### EXERCISE TASK
Take the line that contains "Parse this screenshot: output" as the first line and the final line of the records as the last; return exactly those lines and the lines between.

····················

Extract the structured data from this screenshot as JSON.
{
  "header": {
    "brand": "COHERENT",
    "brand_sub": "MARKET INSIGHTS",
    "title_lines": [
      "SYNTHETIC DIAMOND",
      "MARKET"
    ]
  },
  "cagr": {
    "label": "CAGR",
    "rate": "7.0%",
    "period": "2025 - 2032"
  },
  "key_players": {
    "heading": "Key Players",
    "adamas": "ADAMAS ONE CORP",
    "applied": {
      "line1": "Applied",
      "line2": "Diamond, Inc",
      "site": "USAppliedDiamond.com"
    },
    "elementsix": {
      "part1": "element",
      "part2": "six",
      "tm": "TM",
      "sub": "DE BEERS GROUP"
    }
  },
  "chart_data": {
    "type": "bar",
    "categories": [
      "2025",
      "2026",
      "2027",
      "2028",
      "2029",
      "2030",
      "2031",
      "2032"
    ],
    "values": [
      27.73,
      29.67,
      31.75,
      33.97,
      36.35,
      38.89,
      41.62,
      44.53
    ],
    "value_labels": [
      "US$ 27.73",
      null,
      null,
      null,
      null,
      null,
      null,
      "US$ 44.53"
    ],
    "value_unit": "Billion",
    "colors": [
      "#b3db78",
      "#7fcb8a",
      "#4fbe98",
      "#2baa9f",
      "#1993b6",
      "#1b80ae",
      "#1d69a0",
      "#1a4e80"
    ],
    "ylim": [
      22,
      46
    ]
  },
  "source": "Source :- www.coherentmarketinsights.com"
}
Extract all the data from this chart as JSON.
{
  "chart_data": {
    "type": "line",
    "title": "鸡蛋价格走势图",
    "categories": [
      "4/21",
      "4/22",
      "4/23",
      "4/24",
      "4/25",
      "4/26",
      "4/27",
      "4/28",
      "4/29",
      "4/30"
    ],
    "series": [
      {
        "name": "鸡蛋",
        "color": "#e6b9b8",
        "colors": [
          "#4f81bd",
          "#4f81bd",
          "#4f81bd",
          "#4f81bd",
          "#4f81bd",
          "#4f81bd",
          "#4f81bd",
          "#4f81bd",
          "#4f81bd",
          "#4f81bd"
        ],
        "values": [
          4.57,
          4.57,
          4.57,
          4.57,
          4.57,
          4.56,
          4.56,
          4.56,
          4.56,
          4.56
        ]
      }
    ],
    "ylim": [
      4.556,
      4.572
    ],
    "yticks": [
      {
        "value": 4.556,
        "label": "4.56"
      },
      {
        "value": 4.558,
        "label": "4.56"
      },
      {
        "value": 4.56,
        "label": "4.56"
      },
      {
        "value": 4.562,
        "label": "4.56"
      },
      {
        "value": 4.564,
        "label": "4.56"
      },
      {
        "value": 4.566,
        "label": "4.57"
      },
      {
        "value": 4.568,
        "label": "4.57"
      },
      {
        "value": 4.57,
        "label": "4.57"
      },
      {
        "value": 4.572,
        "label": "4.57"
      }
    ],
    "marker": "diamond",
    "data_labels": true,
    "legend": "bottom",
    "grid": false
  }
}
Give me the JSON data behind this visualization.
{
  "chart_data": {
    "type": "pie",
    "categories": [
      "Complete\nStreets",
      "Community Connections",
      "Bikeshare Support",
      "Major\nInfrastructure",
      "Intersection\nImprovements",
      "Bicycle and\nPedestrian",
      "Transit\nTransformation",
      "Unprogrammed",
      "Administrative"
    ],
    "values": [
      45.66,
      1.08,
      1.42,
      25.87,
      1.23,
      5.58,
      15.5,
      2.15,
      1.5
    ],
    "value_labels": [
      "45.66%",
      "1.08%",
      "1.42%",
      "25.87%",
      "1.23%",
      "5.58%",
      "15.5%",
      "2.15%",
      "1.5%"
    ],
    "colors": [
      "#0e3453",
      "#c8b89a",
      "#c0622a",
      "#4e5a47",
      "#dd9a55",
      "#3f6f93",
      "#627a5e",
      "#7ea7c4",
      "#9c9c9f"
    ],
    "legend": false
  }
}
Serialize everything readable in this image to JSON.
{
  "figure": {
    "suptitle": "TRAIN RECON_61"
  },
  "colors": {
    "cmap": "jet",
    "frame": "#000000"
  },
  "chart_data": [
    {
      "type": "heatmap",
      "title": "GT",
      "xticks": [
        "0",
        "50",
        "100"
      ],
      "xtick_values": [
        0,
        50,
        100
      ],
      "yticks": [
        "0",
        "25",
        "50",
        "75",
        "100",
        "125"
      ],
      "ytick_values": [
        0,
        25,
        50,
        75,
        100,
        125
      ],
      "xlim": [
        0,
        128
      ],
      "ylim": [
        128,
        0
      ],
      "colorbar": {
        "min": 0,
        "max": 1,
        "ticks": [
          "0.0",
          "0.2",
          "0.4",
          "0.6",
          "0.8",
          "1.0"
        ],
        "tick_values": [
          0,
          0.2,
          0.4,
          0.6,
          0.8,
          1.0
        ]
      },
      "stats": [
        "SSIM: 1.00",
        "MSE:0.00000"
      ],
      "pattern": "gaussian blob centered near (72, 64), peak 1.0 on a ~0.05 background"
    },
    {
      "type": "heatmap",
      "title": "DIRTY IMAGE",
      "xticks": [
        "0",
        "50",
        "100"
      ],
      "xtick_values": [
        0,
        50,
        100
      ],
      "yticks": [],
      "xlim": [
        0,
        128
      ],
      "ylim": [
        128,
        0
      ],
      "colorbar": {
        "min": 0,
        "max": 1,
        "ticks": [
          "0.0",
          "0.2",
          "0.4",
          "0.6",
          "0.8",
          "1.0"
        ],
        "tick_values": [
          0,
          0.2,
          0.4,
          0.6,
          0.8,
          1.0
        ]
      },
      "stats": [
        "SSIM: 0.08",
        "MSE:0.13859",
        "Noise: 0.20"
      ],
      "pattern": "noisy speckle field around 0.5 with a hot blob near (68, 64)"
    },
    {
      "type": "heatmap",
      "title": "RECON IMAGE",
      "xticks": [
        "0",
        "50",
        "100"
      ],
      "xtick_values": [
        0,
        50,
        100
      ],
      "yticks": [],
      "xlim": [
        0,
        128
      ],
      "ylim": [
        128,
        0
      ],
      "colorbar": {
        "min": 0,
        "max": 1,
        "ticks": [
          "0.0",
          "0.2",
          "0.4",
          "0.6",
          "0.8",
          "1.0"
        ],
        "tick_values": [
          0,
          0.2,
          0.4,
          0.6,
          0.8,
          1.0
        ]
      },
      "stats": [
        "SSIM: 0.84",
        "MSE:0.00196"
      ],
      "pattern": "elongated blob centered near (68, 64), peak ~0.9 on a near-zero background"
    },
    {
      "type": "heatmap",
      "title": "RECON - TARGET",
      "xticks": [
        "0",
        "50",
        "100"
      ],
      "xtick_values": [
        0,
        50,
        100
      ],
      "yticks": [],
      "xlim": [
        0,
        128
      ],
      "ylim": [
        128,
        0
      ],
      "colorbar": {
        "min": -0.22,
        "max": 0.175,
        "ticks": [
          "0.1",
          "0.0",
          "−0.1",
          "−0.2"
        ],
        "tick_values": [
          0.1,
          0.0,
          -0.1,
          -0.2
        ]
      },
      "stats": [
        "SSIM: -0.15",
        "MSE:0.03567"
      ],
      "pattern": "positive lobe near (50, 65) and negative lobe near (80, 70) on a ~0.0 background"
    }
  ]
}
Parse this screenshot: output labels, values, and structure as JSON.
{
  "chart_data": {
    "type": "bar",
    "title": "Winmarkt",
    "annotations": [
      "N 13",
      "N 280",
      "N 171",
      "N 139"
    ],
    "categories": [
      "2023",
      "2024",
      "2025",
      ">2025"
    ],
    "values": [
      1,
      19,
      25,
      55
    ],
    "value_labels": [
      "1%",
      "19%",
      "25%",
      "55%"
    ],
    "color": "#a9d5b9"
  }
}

····················

### ANSWER
Parse this screenshot: output labels, values, and structure as JSON.
{
  "chart_data": {
    "type": "bar",
    "title": "Winmarkt",
    "annotations": [
      "N 13",
      "N 280",
      "N 171",
      "N 139"
    ],
    "categories": [
      "2023",
      "2024",
      "2025",
      ">2025"
    ],
    "values": [
      1,
      19,
      25,
      55
    ],
    "value_labels": [
      "1%",
      "19%",
      "25%",
      "55%"
    ],
    "color": "#a9d5b9"
  }
}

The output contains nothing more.